═════ Supplied information ═════
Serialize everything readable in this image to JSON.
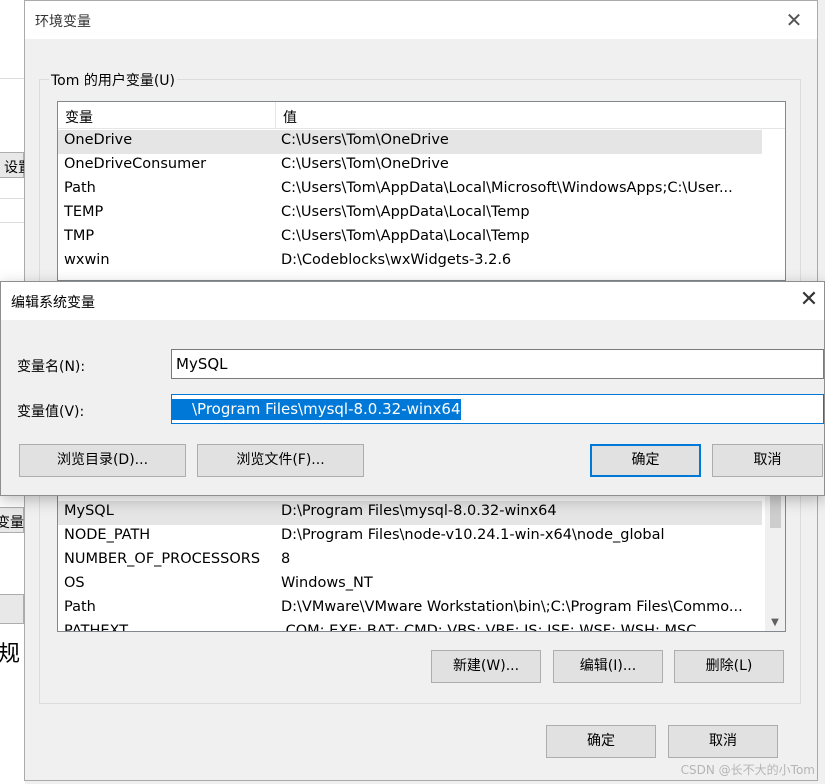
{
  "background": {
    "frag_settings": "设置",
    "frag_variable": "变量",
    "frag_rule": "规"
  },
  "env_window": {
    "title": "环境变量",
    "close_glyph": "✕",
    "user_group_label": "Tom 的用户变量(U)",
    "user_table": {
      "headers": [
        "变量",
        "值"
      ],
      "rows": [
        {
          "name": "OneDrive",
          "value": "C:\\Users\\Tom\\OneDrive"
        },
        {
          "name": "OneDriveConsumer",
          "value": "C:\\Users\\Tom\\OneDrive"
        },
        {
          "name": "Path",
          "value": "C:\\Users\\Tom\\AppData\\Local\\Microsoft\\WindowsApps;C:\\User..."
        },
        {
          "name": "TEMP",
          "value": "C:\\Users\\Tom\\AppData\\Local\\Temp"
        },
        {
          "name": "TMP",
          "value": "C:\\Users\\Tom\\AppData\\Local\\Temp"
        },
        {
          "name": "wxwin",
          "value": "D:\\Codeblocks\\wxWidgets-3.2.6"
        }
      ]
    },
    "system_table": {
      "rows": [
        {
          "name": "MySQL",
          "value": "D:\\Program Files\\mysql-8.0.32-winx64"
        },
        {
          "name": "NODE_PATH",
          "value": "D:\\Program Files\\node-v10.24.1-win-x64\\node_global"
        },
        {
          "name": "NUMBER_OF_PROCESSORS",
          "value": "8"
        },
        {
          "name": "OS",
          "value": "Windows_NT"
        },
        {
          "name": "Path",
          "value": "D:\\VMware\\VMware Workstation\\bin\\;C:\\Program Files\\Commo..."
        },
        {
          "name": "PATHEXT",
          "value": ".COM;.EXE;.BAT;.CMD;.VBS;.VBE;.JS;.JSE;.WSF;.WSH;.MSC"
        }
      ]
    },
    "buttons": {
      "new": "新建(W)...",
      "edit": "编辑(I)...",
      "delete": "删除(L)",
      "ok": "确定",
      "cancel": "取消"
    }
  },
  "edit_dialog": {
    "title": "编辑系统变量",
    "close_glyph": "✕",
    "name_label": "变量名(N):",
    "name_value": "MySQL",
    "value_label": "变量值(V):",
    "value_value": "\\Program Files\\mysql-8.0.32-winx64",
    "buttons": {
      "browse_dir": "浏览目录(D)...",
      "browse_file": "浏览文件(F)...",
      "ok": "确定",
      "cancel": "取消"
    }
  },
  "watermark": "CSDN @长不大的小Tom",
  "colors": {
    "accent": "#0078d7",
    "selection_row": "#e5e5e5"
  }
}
═════
═════ Supplied information ═════
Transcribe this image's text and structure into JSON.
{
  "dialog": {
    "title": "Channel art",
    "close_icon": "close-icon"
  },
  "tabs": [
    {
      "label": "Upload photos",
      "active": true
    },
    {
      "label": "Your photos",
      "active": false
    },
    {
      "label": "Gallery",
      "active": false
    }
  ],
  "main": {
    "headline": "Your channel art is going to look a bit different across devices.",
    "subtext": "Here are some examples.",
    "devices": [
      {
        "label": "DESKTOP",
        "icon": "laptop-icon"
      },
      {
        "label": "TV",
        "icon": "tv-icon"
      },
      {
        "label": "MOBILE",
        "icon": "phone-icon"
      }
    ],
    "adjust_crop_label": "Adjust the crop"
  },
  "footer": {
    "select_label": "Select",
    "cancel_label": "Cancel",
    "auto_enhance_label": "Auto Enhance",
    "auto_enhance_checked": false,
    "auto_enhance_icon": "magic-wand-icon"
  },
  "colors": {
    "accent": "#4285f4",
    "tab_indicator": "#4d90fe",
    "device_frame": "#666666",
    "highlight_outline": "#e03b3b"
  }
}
═════
═════ Supplied information ═════
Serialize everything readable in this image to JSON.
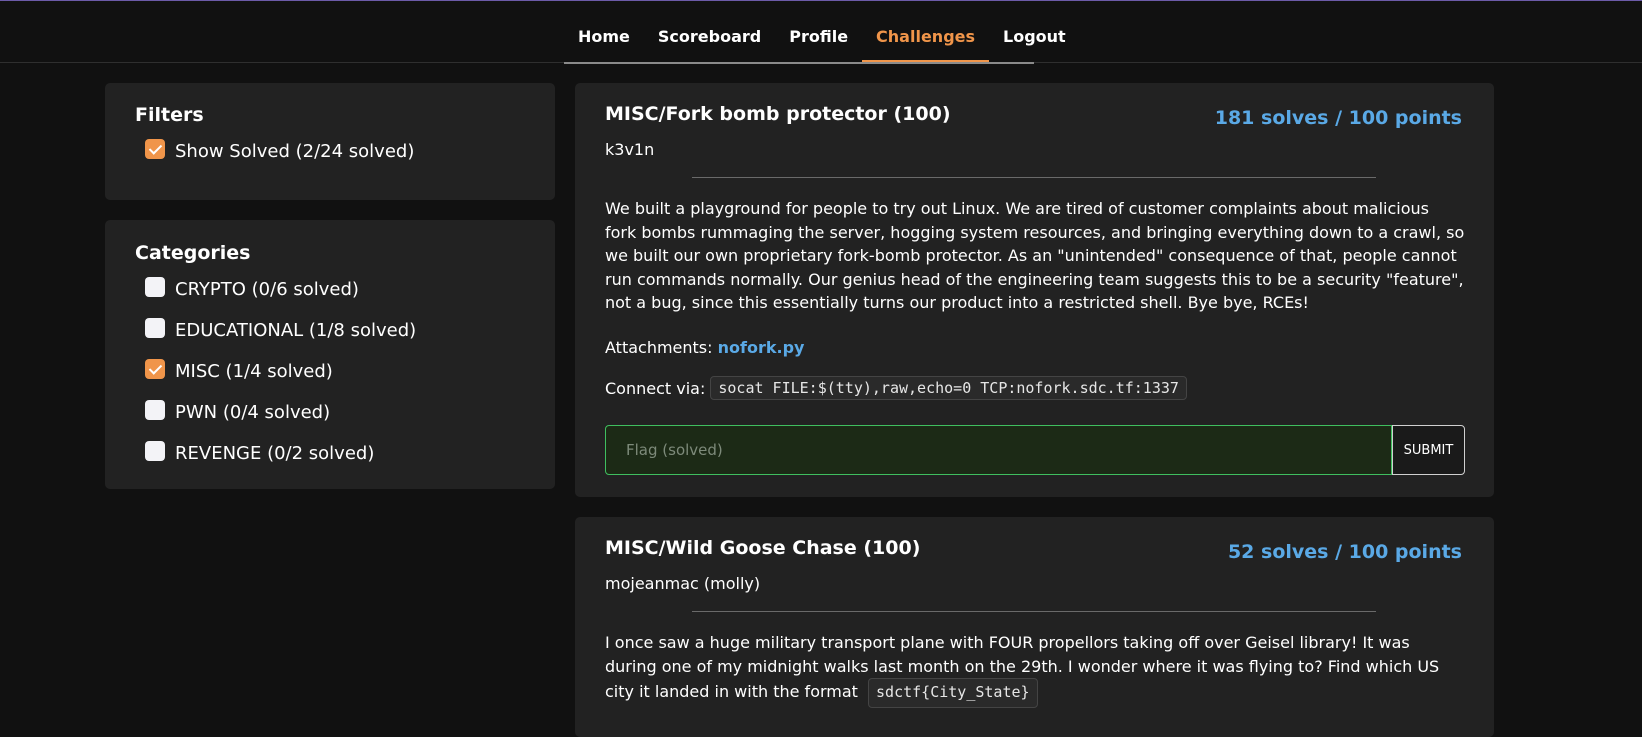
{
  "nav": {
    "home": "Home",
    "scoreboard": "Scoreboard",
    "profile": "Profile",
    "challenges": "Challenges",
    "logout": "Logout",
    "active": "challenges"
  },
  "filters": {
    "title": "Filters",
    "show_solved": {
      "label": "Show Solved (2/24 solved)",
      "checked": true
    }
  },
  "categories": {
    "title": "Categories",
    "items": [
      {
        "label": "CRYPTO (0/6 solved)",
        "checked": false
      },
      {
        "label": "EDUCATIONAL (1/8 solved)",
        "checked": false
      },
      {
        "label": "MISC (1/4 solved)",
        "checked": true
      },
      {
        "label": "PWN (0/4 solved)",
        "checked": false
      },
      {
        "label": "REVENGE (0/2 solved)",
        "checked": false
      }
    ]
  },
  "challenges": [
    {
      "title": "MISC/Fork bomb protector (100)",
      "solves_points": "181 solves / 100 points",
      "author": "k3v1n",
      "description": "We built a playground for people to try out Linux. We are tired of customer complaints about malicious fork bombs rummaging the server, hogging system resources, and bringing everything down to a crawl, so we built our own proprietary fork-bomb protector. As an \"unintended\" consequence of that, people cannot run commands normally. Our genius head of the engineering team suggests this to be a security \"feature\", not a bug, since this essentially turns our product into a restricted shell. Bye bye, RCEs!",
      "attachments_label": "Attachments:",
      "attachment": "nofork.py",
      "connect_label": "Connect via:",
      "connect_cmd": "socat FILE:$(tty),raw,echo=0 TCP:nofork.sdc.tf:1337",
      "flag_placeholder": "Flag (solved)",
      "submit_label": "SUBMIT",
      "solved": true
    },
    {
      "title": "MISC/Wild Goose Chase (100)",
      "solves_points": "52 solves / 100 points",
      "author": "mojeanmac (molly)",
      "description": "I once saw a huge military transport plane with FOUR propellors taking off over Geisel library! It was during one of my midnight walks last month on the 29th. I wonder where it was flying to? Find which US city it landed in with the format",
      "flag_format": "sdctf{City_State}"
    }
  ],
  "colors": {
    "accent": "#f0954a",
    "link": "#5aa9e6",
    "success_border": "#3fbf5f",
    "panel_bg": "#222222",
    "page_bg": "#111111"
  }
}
═════
• Exercise instructions: Find each line holding "Program". Copy it out.

• The answer:
          "value": "D:\\Program Files\\mysql-8.0.32-winx64"
          "value": "D:\\Program Files\\node-v10.24.1-win-x64\\node_global"
          "value": "D:\\VMware\\VMware Workstation\\bin\\;C:\\Program Files\\Commo..."
    "value_value": "\\Program Files\\mysql-8.0.32-winx64",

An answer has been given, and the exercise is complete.